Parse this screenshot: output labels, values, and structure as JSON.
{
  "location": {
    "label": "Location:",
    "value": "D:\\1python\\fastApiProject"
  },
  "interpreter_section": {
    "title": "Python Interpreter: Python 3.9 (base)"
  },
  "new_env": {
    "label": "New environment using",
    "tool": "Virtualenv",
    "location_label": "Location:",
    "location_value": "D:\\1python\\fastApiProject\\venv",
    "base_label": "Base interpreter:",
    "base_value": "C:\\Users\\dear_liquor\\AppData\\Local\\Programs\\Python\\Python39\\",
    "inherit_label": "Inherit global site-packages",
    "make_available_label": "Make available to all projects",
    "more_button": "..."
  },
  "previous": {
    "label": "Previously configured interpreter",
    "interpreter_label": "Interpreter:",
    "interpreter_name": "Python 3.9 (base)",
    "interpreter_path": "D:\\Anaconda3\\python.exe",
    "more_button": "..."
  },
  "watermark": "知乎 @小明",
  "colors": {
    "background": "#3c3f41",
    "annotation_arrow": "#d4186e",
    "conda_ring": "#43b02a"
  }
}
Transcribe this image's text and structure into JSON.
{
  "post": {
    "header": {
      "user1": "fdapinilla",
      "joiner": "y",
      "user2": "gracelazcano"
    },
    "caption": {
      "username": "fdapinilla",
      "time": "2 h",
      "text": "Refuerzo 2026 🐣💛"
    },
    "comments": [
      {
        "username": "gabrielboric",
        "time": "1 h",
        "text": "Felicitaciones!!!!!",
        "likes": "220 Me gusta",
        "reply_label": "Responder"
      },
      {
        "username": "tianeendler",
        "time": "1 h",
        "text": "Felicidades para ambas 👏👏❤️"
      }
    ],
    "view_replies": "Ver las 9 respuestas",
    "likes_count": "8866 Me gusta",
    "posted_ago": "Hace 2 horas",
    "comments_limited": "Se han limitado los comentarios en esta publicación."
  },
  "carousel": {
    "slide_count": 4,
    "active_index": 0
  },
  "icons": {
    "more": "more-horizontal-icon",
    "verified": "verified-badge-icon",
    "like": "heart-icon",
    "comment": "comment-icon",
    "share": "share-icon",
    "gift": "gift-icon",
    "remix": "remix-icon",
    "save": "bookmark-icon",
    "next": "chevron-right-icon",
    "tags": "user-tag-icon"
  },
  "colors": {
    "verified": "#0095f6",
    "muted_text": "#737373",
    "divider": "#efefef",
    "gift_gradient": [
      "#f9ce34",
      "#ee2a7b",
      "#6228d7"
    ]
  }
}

## Problem to solve
Identify and copy the lines holding the word "JSON".

## The reply
Parse this screenshot: output labels, values, and structure as JSON.
Transcribe this image's text and structure into JSON.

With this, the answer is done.